Gather every line of the entries that includes the word "Umiestnenie".
-- begin Listing --
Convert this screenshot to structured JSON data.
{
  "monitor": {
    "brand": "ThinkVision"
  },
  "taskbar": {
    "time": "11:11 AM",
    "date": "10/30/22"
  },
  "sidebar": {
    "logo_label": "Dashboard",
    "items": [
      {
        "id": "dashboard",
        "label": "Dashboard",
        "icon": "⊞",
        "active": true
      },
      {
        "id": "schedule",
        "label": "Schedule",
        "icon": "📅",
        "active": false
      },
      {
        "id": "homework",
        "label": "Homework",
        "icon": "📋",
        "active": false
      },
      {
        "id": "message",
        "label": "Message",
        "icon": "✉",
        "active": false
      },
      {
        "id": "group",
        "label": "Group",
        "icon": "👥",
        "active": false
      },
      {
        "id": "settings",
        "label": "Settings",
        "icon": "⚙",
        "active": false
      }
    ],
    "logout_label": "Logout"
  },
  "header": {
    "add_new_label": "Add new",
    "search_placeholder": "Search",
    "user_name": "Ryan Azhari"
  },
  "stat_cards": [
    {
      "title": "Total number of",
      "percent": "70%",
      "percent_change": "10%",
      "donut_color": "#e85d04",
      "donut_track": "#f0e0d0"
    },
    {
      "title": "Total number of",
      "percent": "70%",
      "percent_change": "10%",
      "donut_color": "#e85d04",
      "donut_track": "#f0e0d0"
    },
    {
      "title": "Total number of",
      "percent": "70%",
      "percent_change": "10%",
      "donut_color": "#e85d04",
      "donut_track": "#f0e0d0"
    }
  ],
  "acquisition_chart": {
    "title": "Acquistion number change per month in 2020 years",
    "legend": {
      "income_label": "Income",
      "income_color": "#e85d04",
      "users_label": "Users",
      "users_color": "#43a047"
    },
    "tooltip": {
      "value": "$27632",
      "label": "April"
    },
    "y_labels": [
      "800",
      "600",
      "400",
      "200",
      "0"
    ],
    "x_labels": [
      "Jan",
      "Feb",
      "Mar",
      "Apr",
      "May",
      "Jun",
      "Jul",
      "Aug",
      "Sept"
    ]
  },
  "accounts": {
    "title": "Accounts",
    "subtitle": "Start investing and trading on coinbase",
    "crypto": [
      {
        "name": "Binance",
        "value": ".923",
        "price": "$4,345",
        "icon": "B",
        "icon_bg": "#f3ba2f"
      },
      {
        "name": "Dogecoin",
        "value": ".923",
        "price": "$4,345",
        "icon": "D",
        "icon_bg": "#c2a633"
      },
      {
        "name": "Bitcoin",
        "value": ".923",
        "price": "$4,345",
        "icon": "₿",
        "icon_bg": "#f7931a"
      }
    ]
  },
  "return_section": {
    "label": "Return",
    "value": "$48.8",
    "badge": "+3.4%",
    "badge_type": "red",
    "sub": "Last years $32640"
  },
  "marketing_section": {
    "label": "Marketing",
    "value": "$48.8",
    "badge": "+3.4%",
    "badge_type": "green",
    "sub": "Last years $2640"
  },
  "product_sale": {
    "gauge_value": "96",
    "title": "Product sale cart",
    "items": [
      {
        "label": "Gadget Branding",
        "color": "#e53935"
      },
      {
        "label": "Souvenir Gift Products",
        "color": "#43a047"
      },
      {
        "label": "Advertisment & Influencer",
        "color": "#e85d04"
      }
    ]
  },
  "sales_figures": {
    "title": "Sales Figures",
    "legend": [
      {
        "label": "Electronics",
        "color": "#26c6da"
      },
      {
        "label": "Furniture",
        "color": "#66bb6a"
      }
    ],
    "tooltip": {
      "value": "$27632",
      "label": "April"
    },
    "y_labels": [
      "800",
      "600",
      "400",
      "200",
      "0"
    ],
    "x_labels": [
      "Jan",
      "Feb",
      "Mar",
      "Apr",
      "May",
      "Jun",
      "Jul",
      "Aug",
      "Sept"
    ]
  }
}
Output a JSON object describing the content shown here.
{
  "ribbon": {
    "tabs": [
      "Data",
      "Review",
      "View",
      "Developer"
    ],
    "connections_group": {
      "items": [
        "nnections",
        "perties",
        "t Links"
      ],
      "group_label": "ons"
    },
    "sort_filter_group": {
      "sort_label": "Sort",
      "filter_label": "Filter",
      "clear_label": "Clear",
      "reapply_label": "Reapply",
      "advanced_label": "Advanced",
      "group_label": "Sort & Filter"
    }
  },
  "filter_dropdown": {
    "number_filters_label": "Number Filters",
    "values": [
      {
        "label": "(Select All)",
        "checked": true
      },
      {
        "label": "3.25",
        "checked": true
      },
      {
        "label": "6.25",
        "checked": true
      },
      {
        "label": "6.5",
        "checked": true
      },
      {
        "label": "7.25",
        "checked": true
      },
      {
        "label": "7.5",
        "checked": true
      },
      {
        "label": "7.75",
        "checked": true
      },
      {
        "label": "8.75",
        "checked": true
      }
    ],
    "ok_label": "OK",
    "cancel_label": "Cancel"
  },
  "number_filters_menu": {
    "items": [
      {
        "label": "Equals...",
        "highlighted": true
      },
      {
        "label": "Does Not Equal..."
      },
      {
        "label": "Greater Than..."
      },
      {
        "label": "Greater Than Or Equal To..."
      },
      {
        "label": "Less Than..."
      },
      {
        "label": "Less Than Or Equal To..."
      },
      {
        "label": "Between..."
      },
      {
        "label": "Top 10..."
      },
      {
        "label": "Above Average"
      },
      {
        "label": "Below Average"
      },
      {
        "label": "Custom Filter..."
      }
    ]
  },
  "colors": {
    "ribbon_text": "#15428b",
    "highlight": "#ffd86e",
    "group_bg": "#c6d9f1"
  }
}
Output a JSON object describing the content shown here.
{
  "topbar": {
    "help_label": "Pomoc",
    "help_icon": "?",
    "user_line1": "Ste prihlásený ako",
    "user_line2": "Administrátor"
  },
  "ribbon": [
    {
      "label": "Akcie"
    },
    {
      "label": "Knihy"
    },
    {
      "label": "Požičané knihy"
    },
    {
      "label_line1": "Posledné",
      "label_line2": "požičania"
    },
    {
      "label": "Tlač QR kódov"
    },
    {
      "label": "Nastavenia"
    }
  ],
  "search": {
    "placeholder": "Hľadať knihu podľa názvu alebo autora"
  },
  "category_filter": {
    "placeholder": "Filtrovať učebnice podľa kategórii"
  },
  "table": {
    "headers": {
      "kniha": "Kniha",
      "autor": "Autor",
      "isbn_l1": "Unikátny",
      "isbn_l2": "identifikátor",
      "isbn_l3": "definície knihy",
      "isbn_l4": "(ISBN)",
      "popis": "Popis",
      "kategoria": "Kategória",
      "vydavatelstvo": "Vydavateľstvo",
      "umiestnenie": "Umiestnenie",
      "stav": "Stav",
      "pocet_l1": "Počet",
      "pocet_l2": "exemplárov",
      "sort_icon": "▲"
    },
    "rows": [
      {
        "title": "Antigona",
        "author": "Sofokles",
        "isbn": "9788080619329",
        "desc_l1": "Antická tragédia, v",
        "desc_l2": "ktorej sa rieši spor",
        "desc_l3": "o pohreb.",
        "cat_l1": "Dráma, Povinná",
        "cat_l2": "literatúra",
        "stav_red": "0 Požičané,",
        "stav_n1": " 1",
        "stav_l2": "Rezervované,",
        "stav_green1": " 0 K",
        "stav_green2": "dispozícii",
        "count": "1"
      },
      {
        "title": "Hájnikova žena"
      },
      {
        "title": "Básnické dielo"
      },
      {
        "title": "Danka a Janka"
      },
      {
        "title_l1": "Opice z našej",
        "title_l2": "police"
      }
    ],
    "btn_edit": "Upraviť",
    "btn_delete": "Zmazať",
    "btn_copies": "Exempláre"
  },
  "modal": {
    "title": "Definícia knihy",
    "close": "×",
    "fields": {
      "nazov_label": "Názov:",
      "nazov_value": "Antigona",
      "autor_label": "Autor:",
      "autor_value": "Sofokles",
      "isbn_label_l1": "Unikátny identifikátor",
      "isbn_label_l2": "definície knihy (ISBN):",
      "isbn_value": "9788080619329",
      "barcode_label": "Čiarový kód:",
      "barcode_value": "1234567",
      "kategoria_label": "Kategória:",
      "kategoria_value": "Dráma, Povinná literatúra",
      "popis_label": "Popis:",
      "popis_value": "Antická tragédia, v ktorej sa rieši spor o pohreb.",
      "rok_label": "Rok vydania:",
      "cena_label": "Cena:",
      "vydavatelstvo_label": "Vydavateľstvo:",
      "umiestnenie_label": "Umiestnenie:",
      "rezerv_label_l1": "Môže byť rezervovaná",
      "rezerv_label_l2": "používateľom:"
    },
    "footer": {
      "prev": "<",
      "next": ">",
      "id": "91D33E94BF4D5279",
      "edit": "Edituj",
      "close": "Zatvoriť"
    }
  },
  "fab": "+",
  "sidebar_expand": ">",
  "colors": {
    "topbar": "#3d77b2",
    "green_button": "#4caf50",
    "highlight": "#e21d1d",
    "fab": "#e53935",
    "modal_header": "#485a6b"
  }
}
-- end Listing --
§ **Solution for this problem**
      "umiestnenie": "Umiestnenie",
      "umiestnenie_label": "Umiestnenie:",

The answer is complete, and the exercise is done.